## TASK PROMPT
Retype each entry below, keeping every character the same.

Data entries:
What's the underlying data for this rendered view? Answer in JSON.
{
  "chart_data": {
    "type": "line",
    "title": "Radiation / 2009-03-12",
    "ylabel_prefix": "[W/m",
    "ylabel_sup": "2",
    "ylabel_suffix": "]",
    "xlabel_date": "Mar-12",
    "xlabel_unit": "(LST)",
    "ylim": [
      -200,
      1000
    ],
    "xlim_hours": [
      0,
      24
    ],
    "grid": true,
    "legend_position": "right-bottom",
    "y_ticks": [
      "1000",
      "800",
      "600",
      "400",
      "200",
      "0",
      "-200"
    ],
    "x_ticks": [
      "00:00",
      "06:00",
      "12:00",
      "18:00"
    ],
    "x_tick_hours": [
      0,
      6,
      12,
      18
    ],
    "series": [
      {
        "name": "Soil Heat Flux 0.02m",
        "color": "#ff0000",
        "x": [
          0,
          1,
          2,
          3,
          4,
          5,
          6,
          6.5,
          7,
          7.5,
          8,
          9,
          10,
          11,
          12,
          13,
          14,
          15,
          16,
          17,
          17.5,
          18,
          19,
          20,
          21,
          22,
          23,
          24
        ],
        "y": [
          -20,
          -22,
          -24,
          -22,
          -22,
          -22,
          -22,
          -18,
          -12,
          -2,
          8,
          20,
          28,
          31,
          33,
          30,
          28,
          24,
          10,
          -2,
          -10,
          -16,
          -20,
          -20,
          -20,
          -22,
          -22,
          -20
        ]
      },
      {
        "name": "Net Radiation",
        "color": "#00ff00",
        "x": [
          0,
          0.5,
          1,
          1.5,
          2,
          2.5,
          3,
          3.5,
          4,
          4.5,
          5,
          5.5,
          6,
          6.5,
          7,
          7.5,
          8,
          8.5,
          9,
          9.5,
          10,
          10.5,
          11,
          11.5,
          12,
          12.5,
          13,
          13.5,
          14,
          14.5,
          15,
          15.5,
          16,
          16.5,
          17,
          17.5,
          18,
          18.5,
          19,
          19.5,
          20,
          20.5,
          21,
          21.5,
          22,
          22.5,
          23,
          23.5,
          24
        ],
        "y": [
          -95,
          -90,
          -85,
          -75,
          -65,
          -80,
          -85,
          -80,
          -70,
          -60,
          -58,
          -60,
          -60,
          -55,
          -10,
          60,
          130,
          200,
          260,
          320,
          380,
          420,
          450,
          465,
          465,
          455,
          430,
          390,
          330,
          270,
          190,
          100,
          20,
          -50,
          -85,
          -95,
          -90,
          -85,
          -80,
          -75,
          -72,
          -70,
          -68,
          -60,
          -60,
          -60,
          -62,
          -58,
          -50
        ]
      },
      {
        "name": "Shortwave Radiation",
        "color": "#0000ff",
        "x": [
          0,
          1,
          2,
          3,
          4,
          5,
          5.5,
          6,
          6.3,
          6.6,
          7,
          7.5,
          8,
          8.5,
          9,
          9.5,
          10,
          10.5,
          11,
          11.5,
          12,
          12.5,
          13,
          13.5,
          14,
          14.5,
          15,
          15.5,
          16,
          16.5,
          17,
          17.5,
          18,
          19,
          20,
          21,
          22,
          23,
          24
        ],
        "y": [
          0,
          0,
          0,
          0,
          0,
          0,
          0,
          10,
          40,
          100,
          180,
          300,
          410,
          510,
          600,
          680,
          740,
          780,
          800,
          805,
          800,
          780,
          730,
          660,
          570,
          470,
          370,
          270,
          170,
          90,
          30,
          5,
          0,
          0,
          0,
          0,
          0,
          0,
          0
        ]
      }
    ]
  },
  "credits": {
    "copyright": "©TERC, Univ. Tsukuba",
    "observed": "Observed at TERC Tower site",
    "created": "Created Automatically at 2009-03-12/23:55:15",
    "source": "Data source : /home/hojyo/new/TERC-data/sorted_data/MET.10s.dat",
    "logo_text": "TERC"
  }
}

## EXERCISE OUTPUT
What's the underlying data for this rendered view? Answer in JSON.
{
  "chart_data": {
    "type": "line",
    "title": "Radiation / 2009-03-12",
    "ylabel_prefix": "[W/m",
    "ylabel_sup": "2",
    "ylabel_suffix": "]",
    "xlabel_date": "Mar-12",
    "xlabel_unit": "(LST)",
    "ylim": [
      -200,
      1000
    ],
    "xlim_hours": [
      0,
      24
    ],
    "grid": true,
    "legend_position": "right-bottom",
    "y_ticks": [
      "1000",
      "800",
      "600",
      "400",
      "200",
      "0",
      "-200"
    ],
    "x_ticks": [
      "00:00",
      "06:00",
      "12:00",
      "18:00"
    ],
    "x_tick_hours": [
      0,
      6,
      12,
      18
    ],
    "series": [
      {
        "name": "Soil Heat Flux 0.02m",
        "color": "#ff0000",
        "x": [
          0,
          1,
          2,
          3,
          4,
          5,
          6,
          6.5,
          7,
          7.5,
          8,
          9,
          10,
          11,
          12,
          13,
          14,
          15,
          16,
          17,
          17.5,
          18,
          19,
          20,
          21,
          22,
          23,
          24
        ],
        "y": [
          -20,
          -22,
          -24,
          -22,
          -22,
          -22,
          -22,
          -18,
          -12,
          -2,
          8,
          20,
          28,
          31,
          33,
          30,
          28,
          24,
          10,
          -2,
          -10,
          -16,
          -20,
          -20,
          -20,
          -22,
          -22,
          -20
        ]
      },
      {
        "name": "Net Radiation",
        "color": "#00ff00",
        "x": [
          0,
          0.5,
          1,
          1.5,
          2,
          2.5,
          3,
          3.5,
          4,
          4.5,
          5,
          5.5,
          6,
          6.5,
          7,
          7.5,
          8,
          8.5,
          9,
          9.5,
          10,
          10.5,
          11,
          11.5,
          12,
          12.5,
          13,
          13.5,
          14,
          14.5,
          15,
          15.5,
          16,
          16.5,
          17,
          17.5,
          18,
          18.5,
          19,
          19.5,
          20,
          20.5,
          21,
          21.5,
          22,
          22.5,
          23,
          23.5,
          24
        ],
        "y": [
          -95,
          -90,
          -85,
          -75,
          -65,
          -80,
          -85,
          -80,
          -70,
          -60,
          -58,
          -60,
          -60,
          -55,
          -10,
          60,
          130,
          200,
          260,
          320,
          380,
          420,
          450,
          465,
          465,
          455,
          430,
          390,
          330,
          270,
          190,
          100,
          20,
          -50,
          -85,
          -95,
          -90,
          -85,
          -80,
          -75,
          -72,
          -70,
          -68,
          -60,
          -60,
          -60,
          -62,
          -58,
          -50
        ]
      },
      {
        "name": "Shortwave Radiation",
        "color": "#0000ff",
        "x": [
          0,
          1,
          2,
          3,
          4,
          5,
          5.5,
          6,
          6.3,
          6.6,
          7,
          7.5,
          8,
          8.5,
          9,
          9.5,
          10,
          10.5,
          11,
          11.5,
          12,
          12.5,
          13,
          13.5,
          14,
          14.5,
          15,
          15.5,
          16,
          16.5,
          17,
          17.5,
          18,
          19,
          20,
          21,
          22,
          23,
          24
        ],
        "y": [
          0,
          0,
          0,
          0,
          0,
          0,
          0,
          10,
          40,
          100,
          180,
          300,
          410,
          510,
          600,
          680,
          740,
          780,
          800,
          805,
          800,
          780,
          730,
          660,
          570,
          470,
          370,
          270,
          170,
          90,
          30,
          5,
          0,
          0,
          0,
          0,
          0,
          0,
          0
        ]
      }
    ]
  },
  "credits": {
    "copyright": "©TERC, Univ. Tsukuba",
    "observed": "Observed at TERC Tower site",
    "created": "Created Automatically at 2009-03-12/23:55:15",
    "source": "Data source : /home/hojyo/new/TERC-data/sorted_data/MET.10s.dat",
    "logo_text": "TERC"
  }
}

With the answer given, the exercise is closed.